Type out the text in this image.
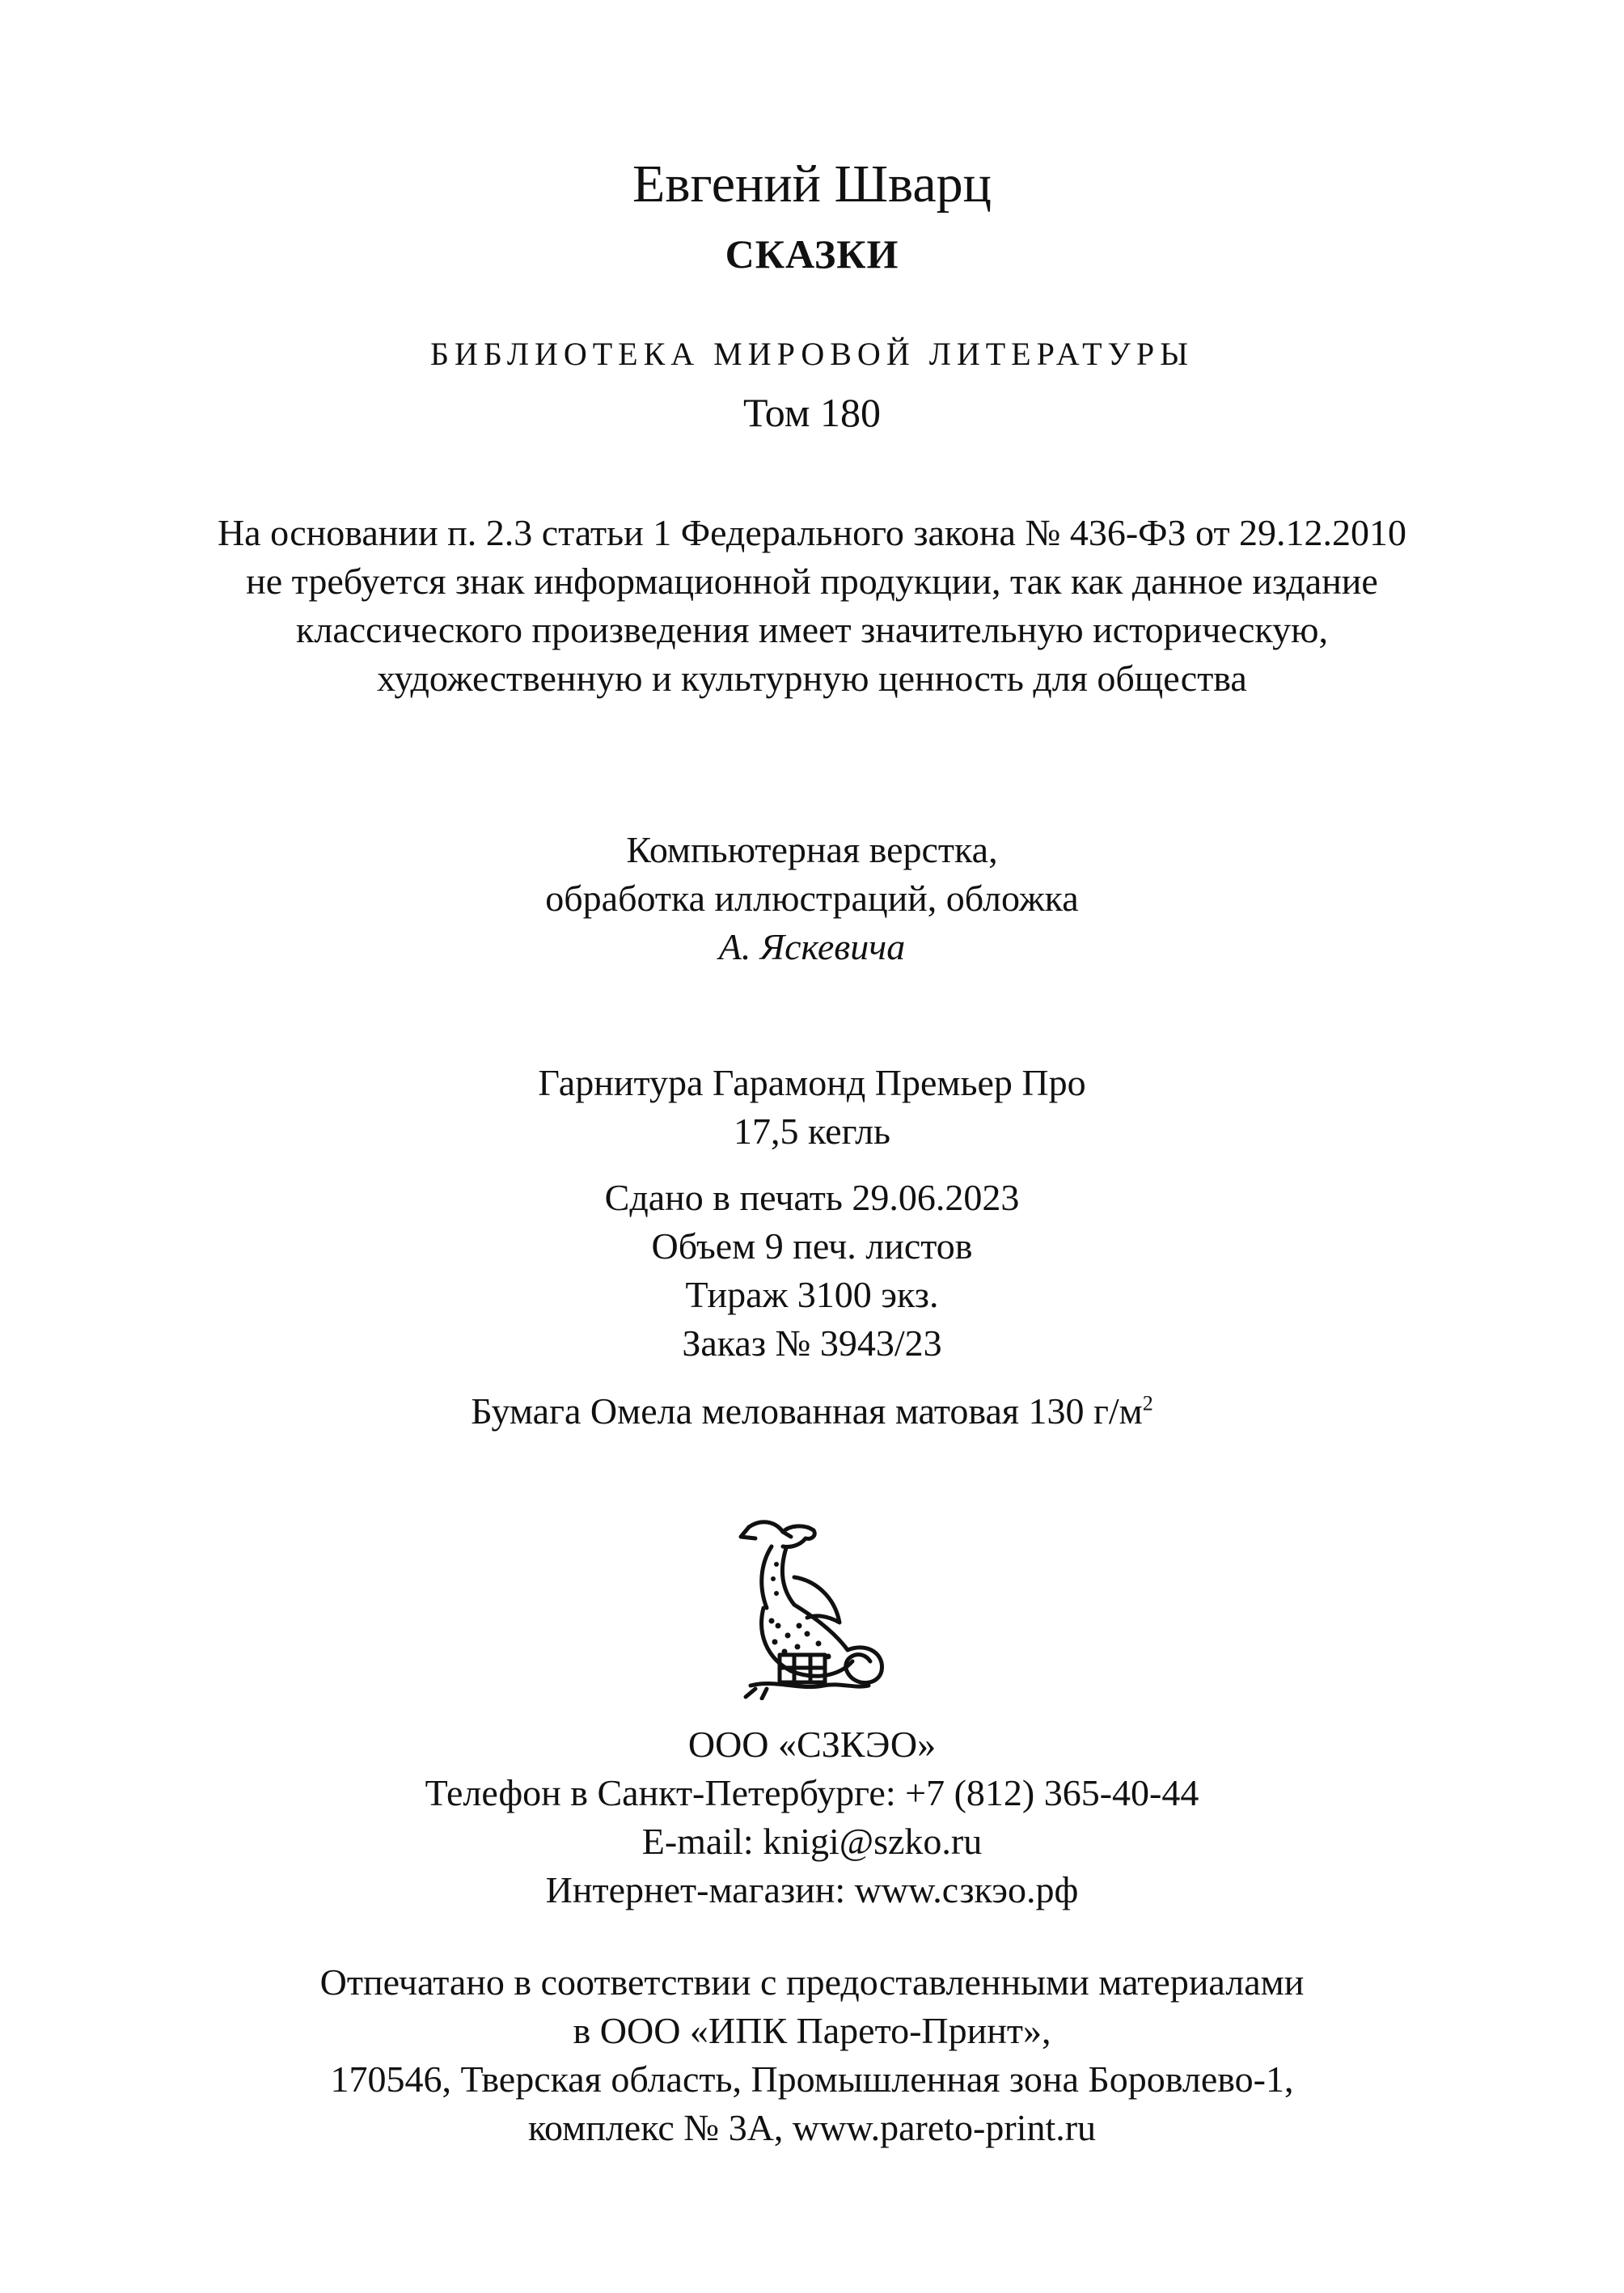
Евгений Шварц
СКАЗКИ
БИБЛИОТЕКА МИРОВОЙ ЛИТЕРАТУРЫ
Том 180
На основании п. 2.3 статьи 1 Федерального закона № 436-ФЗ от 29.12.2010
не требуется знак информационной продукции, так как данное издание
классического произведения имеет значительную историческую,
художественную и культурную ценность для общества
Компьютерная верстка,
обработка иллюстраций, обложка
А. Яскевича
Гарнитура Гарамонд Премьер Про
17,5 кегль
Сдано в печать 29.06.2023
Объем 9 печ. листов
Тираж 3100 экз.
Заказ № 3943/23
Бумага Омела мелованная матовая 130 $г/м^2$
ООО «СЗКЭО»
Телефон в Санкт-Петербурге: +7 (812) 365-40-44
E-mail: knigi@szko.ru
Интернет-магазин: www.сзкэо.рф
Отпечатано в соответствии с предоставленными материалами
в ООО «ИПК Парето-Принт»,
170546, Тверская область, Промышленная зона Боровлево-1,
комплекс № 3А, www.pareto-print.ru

▶ Problem requirements
Copy out all the data exactly; skip the pictures.

▶ Reply to the task
Type out the text in this image.
Евгений Шварц
СКАЗКИ
БИБЛИОТЕКА МИРОВОЙ ЛИТЕРАТУРЫ
Том 180
На основании п. 2.3 статьи 1 Федерального закона № 436-ФЗ от 29.12.2010
не требуется знак информационной продукции, так как данное издание
классического произведения имеет значительную историческую,
художественную и культурную ценность для общества
Компьютерная верстка,
обработка иллюстраций, обложка
А. Яскевича
Гарнитура Гарамонд Премьер Про
17,5 кегль
Сдано в печать 29.06.2023
Объем 9 печ. листов
Тираж 3100 экз.
Заказ № 3943/23
Бумага Омела мелованная матовая 130 $г/м^2$
ООО «СЗКЭО»
Телефон в Санкт-Петербурге: +7 (812) 365-40-44
E-mail: knigi@szko.ru
Интернет-магазин: www.сзкэо.рф
Отпечатано в соответствии с предоставленными материалами
в ООО «ИПК Парето-Принт»,
170546, Тверская область, Промышленная зона Боровлево-1,
комплекс № 3А, www.pareto-print.ru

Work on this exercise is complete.